(Items from a figure collection)
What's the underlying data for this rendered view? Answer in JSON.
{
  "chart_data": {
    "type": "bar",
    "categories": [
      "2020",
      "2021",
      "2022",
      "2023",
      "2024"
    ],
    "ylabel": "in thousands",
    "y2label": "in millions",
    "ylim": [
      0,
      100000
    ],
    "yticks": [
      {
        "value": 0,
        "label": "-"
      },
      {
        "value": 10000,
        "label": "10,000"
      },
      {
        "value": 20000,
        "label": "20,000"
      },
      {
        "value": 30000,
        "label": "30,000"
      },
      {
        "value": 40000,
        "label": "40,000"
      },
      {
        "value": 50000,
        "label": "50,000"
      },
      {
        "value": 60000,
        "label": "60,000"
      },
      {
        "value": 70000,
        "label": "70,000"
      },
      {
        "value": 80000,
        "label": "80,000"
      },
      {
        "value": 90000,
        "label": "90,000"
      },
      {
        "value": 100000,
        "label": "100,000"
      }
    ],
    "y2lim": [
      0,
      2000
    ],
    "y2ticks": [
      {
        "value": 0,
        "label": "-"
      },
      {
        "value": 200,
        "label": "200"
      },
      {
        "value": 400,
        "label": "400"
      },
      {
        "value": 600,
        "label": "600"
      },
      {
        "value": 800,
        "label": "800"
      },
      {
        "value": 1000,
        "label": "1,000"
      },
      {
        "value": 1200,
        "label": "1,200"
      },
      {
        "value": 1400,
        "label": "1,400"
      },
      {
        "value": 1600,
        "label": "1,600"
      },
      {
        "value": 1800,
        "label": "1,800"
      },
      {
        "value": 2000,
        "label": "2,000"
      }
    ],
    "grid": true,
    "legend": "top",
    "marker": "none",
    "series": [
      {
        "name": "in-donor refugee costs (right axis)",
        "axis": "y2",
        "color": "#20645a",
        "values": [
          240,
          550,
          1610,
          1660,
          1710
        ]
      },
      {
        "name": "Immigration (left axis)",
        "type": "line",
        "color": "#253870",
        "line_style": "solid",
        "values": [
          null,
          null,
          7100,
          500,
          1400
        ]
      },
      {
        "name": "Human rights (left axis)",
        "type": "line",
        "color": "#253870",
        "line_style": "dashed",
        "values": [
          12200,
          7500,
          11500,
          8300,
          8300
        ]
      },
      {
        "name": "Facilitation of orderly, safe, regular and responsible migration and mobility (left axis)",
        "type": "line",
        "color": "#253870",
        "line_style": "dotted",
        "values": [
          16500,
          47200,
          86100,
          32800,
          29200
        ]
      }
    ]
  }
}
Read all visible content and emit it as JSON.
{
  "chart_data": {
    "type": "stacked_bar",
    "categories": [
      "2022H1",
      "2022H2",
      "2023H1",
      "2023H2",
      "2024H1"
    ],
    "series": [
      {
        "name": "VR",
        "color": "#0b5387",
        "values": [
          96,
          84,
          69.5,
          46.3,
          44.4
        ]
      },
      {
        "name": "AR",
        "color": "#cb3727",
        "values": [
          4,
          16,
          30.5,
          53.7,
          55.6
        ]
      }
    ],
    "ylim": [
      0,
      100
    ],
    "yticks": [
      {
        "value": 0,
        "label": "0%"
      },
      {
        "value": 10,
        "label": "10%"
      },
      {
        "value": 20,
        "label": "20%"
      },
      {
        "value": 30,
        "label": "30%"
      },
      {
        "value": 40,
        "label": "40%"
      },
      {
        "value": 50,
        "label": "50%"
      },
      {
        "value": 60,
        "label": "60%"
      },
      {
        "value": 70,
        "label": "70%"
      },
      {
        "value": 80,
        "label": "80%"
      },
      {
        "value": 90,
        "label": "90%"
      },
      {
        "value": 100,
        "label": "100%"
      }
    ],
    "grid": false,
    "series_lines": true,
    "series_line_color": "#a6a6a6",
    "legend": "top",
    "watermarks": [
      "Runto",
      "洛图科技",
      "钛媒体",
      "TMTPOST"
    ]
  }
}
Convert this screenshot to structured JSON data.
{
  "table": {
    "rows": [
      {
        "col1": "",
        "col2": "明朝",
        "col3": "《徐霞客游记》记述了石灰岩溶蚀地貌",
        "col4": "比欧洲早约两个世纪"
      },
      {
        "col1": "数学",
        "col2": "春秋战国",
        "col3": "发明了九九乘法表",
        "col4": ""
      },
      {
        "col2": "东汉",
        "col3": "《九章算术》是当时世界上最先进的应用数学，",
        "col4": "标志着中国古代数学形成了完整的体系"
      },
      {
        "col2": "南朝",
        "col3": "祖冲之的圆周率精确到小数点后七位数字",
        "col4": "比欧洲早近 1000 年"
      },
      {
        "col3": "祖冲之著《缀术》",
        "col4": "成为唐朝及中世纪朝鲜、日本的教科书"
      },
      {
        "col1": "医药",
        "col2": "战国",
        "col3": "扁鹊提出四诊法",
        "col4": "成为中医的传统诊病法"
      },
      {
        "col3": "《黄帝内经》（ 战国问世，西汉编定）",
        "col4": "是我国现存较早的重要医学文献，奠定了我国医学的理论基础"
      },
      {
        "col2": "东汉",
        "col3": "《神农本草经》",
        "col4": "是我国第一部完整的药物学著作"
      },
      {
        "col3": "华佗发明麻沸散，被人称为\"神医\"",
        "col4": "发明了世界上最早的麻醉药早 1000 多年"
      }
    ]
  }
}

#### [WHAT TO DO]
Extract the complete set of records unchanged.

#### [EXERCISE OUTPUT]
What's the underlying data for this rendered view? Answer in JSON.
{
  "chart_data": {
    "type": "bar",
    "categories": [
      "2020",
      "2021",
      "2022",
      "2023",
      "2024"
    ],
    "ylabel": "in thousands",
    "y2label": "in millions",
    "ylim": [
      0,
      100000
    ],
    "yticks": [
      {
        "value": 0,
        "label": "-"
      },
      {
        "value": 10000,
        "label": "10,000"
      },
      {
        "value": 20000,
        "label": "20,000"
      },
      {
        "value": 30000,
        "label": "30,000"
      },
      {
        "value": 40000,
        "label": "40,000"
      },
      {
        "value": 50000,
        "label": "50,000"
      },
      {
        "value": 60000,
        "label": "60,000"
      },
      {
        "value": 70000,
        "label": "70,000"
      },
      {
        "value": 80000,
        "label": "80,000"
      },
      {
        "value": 90000,
        "label": "90,000"
      },
      {
        "value": 100000,
        "label": "100,000"
      }
    ],
    "y2lim": [
      0,
      2000
    ],
    "y2ticks": [
      {
        "value": 0,
        "label": "-"
      },
      {
        "value": 200,
        "label": "200"
      },
      {
        "value": 400,
        "label": "400"
      },
      {
        "value": 600,
        "label": "600"
      },
      {
        "value": 800,
        "label": "800"
      },
      {
        "value": 1000,
        "label": "1,000"
      },
      {
        "value": 1200,
        "label": "1,200"
      },
      {
        "value": 1400,
        "label": "1,400"
      },
      {
        "value": 1600,
        "label": "1,600"
      },
      {
        "value": 1800,
        "label": "1,800"
      },
      {
        "value": 2000,
        "label": "2,000"
      }
    ],
    "grid": true,
    "legend": "top",
    "marker": "none",
    "series": [
      {
        "name": "in-donor refugee costs (right axis)",
        "axis": "y2",
        "color": "#20645a",
        "values": [
          240,
          550,
          1610,
          1660,
          1710
        ]
      },
      {
        "name": "Immigration (left axis)",
        "type": "line",
        "color": "#253870",
        "line_style": "solid",
        "values": [
          null,
          null,
          7100,
          500,
          1400
        ]
      },
      {
        "name": "Human rights (left axis)",
        "type": "line",
        "color": "#253870",
        "line_style": "dashed",
        "values": [
          12200,
          7500,
          11500,
          8300,
          8300
        ]
      },
      {
        "name": "Facilitation of orderly, safe, regular and responsible migration and mobility (left axis)",
        "type": "line",
        "color": "#253870",
        "line_style": "dotted",
        "values": [
          16500,
          47200,
          86100,
          32800,
          29200
        ]
      }
    ]
  }
}
Read all visible content and emit it as JSON.
{
  "chart_data": {
    "type": "stacked_bar",
    "categories": [
      "2022H1",
      "2022H2",
      "2023H1",
      "2023H2",
      "2024H1"
    ],
    "series": [
      {
        "name": "VR",
        "color": "#0b5387",
        "values": [
          96,
          84,
          69.5,
          46.3,
          44.4
        ]
      },
      {
        "name": "AR",
        "color": "#cb3727",
        "values": [
          4,
          16,
          30.5,
          53.7,
          55.6
        ]
      }
    ],
    "ylim": [
      0,
      100
    ],
    "yticks": [
      {
        "value": 0,
        "label": "0%"
      },
      {
        "value": 10,
        "label": "10%"
      },
      {
        "value": 20,
        "label": "20%"
      },
      {
        "value": 30,
        "label": "30%"
      },
      {
        "value": 40,
        "label": "40%"
      },
      {
        "value": 50,
        "label": "50%"
      },
      {
        "value": 60,
        "label": "60%"
      },
      {
        "value": 70,
        "label": "70%"
      },
      {
        "value": 80,
        "label": "80%"
      },
      {
        "value": 90,
        "label": "90%"
      },
      {
        "value": 100,
        "label": "100%"
      }
    ],
    "grid": false,
    "series_lines": true,
    "series_line_color": "#a6a6a6",
    "legend": "top",
    "watermarks": [
      "Runto",
      "洛图科技",
      "钛媒体",
      "TMTPOST"
    ]
  }
}
Convert this screenshot to structured JSON data.
{
  "table": {
    "rows": [
      {
        "col1": "",
        "col2": "明朝",
        "col3": "《徐霞客游记》记述了石灰岩溶蚀地貌",
        "col4": "比欧洲早约两个世纪"
      },
      {
        "col1": "数学",
        "col2": "春秋战国",
        "col3": "发明了九九乘法表",
        "col4": ""
      },
      {
        "col2": "东汉",
        "col3": "《九章算术》是当时世界上最先进的应用数学，",
        "col4": "标志着中国古代数学形成了完整的体系"
      },
      {
        "col2": "南朝",
        "col3": "祖冲之的圆周率精确到小数点后七位数字",
        "col4": "比欧洲早近 1000 年"
      },
      {
        "col3": "祖冲之著《缀术》",
        "col4": "成为唐朝及中世纪朝鲜、日本的教科书"
      },
      {
        "col1": "医药",
        "col2": "战国",
        "col3": "扁鹊提出四诊法",
        "col4": "成为中医的传统诊病法"
      },
      {
        "col3": "《黄帝内经》（ 战国问世，西汉编定）",
        "col4": "是我国现存较早的重要医学文献，奠定了我国医学的理论基础"
      },
      {
        "col2": "东汉",
        "col3": "《神农本草经》",
        "col4": "是我国第一部完整的药物学著作"
      },
      {
        "col3": "华佗发明麻沸散，被人称为\"神医\"",
        "col4": "发明了世界上最早的麻醉药早 1000 多年"
      }
    ]
  }
}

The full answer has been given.